- [Work to do]
Provide an exact reproduction of every entry.

- [Given entries]
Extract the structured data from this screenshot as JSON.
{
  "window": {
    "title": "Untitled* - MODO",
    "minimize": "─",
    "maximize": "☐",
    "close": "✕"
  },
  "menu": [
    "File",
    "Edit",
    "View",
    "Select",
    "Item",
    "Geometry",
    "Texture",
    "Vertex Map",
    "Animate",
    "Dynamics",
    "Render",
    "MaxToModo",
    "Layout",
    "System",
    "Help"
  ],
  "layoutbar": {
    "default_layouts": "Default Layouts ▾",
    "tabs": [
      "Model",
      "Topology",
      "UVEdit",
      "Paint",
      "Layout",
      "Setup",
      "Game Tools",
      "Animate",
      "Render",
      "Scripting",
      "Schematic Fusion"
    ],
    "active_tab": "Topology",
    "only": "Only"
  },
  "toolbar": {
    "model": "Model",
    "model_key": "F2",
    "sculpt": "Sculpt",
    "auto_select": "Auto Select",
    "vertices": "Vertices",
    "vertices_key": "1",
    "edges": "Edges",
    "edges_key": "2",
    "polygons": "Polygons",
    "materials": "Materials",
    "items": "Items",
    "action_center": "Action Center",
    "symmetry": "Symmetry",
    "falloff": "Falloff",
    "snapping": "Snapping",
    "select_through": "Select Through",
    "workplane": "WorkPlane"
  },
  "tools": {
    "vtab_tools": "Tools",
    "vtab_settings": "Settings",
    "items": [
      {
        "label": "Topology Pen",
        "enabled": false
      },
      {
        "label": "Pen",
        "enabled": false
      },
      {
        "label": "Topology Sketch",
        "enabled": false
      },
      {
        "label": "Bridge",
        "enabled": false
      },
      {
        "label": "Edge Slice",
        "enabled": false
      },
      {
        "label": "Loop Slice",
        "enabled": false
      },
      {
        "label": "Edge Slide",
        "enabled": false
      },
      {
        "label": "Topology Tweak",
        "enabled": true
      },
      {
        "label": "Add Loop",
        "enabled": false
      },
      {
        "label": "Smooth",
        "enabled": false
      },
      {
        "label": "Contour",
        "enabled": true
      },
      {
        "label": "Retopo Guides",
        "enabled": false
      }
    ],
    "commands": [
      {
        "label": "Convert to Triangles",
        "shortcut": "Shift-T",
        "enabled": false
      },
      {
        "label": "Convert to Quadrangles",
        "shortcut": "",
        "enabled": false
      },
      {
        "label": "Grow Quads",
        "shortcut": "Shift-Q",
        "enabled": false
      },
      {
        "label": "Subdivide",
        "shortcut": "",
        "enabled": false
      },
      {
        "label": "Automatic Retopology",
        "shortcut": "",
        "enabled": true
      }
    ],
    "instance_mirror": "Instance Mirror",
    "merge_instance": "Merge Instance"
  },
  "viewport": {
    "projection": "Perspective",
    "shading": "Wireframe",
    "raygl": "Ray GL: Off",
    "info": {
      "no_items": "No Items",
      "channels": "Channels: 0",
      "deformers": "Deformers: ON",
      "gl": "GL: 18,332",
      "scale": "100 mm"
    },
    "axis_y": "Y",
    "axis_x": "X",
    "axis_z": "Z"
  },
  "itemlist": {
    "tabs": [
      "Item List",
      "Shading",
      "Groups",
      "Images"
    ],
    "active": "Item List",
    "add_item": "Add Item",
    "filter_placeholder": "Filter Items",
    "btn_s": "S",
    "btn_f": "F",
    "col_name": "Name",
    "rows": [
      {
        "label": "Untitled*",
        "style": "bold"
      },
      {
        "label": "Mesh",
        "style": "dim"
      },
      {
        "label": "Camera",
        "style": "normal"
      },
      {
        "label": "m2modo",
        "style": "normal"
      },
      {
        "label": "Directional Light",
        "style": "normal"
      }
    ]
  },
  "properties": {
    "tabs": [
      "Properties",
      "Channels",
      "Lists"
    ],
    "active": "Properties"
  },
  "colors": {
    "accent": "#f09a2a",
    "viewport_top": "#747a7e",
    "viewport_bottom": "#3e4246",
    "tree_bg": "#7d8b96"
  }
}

- [Response]
Extract the structured data from this screenshot as JSON.
{
  "window": {
    "title": "Untitled* - MODO",
    "minimize": "─",
    "maximize": "☐",
    "close": "✕"
  },
  "menu": [
    "File",
    "Edit",
    "View",
    "Select",
    "Item",
    "Geometry",
    "Texture",
    "Vertex Map",
    "Animate",
    "Dynamics",
    "Render",
    "MaxToModo",
    "Layout",
    "System",
    "Help"
  ],
  "layoutbar": {
    "default_layouts": "Default Layouts ▾",
    "tabs": [
      "Model",
      "Topology",
      "UVEdit",
      "Paint",
      "Layout",
      "Setup",
      "Game Tools",
      "Animate",
      "Render",
      "Scripting",
      "Schematic Fusion"
    ],
    "active_tab": "Topology",
    "only": "Only"
  },
  "toolbar": {
    "model": "Model",
    "model_key": "F2",
    "sculpt": "Sculpt",
    "auto_select": "Auto Select",
    "vertices": "Vertices",
    "vertices_key": "1",
    "edges": "Edges",
    "edges_key": "2",
    "polygons": "Polygons",
    "materials": "Materials",
    "items": "Items",
    "action_center": "Action Center",
    "symmetry": "Symmetry",
    "falloff": "Falloff",
    "snapping": "Snapping",
    "select_through": "Select Through",
    "workplane": "WorkPlane"
  },
  "tools": {
    "vtab_tools": "Tools",
    "vtab_settings": "Settings",
    "items": [
      {
        "label": "Topology Pen",
        "enabled": false
      },
      {
        "label": "Pen",
        "enabled": false
      },
      {
        "label": "Topology Sketch",
        "enabled": false
      },
      {
        "label": "Bridge",
        "enabled": false
      },
      {
        "label": "Edge Slice",
        "enabled": false
      },
      {
        "label": "Loop Slice",
        "enabled": false
      },
      {
        "label": "Edge Slide",
        "enabled": false
      },
      {
        "label": "Topology Tweak",
        "enabled": true
      },
      {
        "label": "Add Loop",
        "enabled": false
      },
      {
        "label": "Smooth",
        "enabled": false
      },
      {
        "label": "Contour",
        "enabled": true
      },
      {
        "label": "Retopo Guides",
        "enabled": false
      }
    ],
    "commands": [
      {
        "label": "Convert to Triangles",
        "shortcut": "Shift-T",
        "enabled": false
      },
      {
        "label": "Convert to Quadrangles",
        "shortcut": "",
        "enabled": false
      },
      {
        "label": "Grow Quads",
        "shortcut": "Shift-Q",
        "enabled": false
      },
      {
        "label": "Subdivide",
        "shortcut": "",
        "enabled": false
      },
      {
        "label": "Automatic Retopology",
        "shortcut": "",
        "enabled": true
      }
    ],
    "instance_mirror": "Instance Mirror",
    "merge_instance": "Merge Instance"
  },
  "viewport": {
    "projection": "Perspective",
    "shading": "Wireframe",
    "raygl": "Ray GL: Off",
    "info": {
      "no_items": "No Items",
      "channels": "Channels: 0",
      "deformers": "Deformers: ON",
      "gl": "GL: 18,332",
      "scale": "100 mm"
    },
    "axis_y": "Y",
    "axis_x": "X",
    "axis_z": "Z"
  },
  "itemlist": {
    "tabs": [
      "Item List",
      "Shading",
      "Groups",
      "Images"
    ],
    "active": "Item List",
    "add_item": "Add Item",
    "filter_placeholder": "Filter Items",
    "btn_s": "S",
    "btn_f": "F",
    "col_name": "Name",
    "rows": [
      {
        "label": "Untitled*",
        "style": "bold"
      },
      {
        "label": "Mesh",
        "style": "dim"
      },
      {
        "label": "Camera",
        "style": "normal"
      },
      {
        "label": "m2modo",
        "style": "normal"
      },
      {
        "label": "Directional Light",
        "style": "normal"
      }
    ]
  },
  "properties": {
    "tabs": [
      "Properties",
      "Channels",
      "Lists"
    ],
    "active": "Properties"
  },
  "colors": {
    "accent": "#f09a2a",
    "viewport_top": "#747a7e",
    "viewport_bottom": "#3e4246",
    "tree_bg": "#7d8b96"
  }
}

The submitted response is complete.